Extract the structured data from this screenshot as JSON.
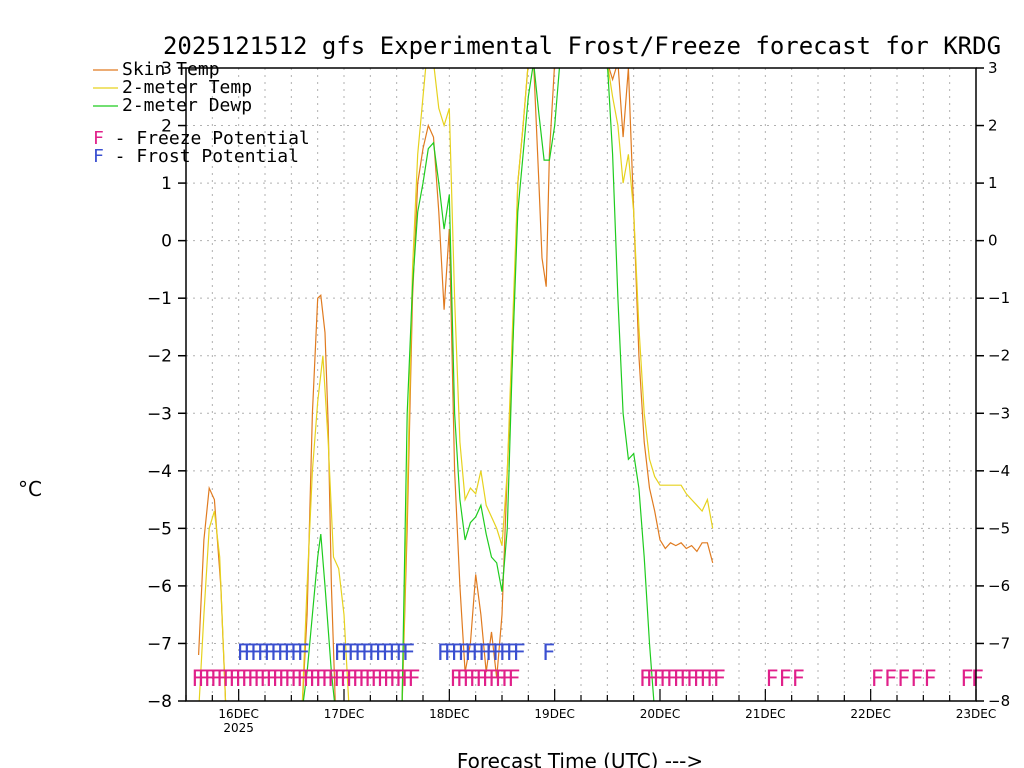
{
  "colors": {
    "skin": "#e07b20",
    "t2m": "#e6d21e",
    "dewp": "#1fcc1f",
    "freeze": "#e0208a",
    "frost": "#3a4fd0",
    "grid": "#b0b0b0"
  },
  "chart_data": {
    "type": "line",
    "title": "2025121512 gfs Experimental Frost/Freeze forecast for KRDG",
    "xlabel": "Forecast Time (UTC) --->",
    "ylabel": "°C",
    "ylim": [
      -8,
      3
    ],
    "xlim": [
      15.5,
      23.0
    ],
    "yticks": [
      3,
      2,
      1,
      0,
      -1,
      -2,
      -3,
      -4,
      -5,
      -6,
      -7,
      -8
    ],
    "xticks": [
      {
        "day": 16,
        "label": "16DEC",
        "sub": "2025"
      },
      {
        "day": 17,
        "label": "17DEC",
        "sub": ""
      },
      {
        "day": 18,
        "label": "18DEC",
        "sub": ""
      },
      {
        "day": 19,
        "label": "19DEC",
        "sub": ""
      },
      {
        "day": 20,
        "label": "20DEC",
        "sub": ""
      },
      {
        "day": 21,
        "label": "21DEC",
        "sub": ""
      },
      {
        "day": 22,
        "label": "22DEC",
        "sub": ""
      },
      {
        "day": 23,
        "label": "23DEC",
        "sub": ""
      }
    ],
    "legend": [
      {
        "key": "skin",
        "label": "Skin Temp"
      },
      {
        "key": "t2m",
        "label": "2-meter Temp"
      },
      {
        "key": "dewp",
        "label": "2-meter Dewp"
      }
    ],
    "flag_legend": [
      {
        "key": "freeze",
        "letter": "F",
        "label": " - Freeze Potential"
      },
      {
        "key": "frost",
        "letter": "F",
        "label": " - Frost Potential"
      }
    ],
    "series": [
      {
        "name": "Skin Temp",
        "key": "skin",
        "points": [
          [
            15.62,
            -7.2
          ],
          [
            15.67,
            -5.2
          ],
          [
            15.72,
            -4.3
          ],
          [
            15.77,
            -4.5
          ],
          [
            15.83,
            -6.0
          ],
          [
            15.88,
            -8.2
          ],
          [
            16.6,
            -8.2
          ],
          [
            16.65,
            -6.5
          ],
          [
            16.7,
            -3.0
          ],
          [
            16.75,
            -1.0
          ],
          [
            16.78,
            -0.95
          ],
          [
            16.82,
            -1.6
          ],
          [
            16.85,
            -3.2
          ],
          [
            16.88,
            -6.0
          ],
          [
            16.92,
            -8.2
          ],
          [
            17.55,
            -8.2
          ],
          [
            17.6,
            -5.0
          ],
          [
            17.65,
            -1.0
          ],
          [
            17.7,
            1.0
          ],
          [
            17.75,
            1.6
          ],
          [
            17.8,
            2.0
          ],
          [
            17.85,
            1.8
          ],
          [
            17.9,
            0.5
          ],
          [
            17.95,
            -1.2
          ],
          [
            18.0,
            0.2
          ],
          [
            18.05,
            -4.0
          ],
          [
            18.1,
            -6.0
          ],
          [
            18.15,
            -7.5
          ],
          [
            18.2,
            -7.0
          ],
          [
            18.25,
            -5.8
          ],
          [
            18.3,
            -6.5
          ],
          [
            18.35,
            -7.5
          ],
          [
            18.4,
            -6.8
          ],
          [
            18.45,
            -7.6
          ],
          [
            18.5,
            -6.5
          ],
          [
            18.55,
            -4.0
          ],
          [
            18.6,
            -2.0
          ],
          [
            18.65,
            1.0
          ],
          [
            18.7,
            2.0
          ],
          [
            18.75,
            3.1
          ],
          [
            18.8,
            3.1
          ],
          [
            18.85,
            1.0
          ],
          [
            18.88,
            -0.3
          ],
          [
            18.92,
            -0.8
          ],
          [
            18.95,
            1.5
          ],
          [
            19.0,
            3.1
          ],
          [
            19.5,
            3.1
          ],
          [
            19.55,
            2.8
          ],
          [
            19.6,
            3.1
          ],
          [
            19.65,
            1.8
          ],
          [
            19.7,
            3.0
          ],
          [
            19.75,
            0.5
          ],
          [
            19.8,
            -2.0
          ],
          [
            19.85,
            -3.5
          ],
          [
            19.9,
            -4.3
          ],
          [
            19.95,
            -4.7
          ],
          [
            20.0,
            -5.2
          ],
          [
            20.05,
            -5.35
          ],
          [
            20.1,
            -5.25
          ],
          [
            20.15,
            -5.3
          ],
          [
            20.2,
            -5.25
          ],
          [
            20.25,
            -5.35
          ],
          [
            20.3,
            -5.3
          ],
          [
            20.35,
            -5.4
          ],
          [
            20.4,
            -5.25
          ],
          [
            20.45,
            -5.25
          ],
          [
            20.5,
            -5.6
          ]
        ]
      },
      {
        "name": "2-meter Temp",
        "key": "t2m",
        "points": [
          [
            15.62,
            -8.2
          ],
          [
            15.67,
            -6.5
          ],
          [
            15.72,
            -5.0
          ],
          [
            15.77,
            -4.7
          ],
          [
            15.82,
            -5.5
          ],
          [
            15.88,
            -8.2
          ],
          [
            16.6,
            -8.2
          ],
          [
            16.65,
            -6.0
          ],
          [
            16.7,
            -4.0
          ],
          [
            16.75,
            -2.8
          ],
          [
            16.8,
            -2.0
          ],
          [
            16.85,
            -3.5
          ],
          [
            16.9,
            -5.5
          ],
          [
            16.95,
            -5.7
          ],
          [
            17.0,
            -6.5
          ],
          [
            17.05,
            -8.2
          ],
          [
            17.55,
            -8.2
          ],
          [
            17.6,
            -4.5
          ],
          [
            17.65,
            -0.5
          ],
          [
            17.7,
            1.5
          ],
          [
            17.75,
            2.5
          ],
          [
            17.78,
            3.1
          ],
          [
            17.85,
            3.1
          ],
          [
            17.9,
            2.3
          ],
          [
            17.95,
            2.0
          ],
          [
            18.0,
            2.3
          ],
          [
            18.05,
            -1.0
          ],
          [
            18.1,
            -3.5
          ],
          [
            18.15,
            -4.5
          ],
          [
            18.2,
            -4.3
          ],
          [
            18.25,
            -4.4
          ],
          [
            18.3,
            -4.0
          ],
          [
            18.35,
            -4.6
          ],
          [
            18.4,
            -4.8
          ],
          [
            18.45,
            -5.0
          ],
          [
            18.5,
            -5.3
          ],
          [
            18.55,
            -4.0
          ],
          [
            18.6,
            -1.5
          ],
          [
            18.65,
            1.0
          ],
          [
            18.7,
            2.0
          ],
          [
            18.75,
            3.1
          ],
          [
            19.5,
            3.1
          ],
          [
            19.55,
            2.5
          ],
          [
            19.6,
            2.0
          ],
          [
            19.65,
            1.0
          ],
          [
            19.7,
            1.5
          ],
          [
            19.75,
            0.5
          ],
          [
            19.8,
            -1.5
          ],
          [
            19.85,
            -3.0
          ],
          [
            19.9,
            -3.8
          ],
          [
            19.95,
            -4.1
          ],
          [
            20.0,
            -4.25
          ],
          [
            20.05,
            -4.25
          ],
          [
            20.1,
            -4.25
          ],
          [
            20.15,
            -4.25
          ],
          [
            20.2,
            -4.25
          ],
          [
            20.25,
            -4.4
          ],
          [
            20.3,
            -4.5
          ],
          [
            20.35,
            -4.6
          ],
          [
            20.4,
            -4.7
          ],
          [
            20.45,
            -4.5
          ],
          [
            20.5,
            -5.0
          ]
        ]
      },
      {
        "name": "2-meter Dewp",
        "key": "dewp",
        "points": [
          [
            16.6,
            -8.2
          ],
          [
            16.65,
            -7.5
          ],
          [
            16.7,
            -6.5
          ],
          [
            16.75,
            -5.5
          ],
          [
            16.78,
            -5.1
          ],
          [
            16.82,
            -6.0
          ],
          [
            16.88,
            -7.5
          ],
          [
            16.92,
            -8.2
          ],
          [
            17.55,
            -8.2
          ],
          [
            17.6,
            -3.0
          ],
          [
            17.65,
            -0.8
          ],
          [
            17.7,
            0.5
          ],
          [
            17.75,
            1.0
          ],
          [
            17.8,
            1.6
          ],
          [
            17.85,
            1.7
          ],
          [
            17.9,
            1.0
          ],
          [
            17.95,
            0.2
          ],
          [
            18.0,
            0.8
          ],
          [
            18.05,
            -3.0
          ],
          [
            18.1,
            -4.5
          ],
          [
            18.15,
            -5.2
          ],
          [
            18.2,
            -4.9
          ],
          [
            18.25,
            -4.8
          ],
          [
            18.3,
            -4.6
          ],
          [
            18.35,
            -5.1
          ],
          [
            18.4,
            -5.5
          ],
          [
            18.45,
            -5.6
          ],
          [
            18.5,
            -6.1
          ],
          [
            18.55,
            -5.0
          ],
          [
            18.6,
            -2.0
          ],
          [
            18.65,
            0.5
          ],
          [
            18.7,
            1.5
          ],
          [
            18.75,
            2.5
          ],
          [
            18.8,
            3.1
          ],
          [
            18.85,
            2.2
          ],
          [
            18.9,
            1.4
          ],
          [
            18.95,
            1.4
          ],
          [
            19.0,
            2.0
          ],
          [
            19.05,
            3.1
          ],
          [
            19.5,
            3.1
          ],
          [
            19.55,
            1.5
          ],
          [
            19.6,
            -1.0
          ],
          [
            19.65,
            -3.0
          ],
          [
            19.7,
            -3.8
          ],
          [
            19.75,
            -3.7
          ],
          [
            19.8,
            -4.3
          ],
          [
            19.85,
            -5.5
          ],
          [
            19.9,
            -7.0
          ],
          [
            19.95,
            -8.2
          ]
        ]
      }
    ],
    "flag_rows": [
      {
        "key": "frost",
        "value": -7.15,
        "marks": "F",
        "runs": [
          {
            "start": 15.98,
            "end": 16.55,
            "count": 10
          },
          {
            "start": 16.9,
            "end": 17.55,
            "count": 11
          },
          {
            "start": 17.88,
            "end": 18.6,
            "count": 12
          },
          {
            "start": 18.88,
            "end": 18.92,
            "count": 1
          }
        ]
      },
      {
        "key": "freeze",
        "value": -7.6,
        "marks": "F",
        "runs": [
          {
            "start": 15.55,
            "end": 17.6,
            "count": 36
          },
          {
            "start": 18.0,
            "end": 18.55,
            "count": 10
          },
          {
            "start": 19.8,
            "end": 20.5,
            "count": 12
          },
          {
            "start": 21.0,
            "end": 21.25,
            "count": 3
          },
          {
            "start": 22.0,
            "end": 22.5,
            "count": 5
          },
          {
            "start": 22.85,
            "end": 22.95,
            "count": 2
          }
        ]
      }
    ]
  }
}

* EXERCISE PROMPT
Only the number is wanted: how many lines of the material contain the word "Temp"?

* REPLY TO THE TASK
4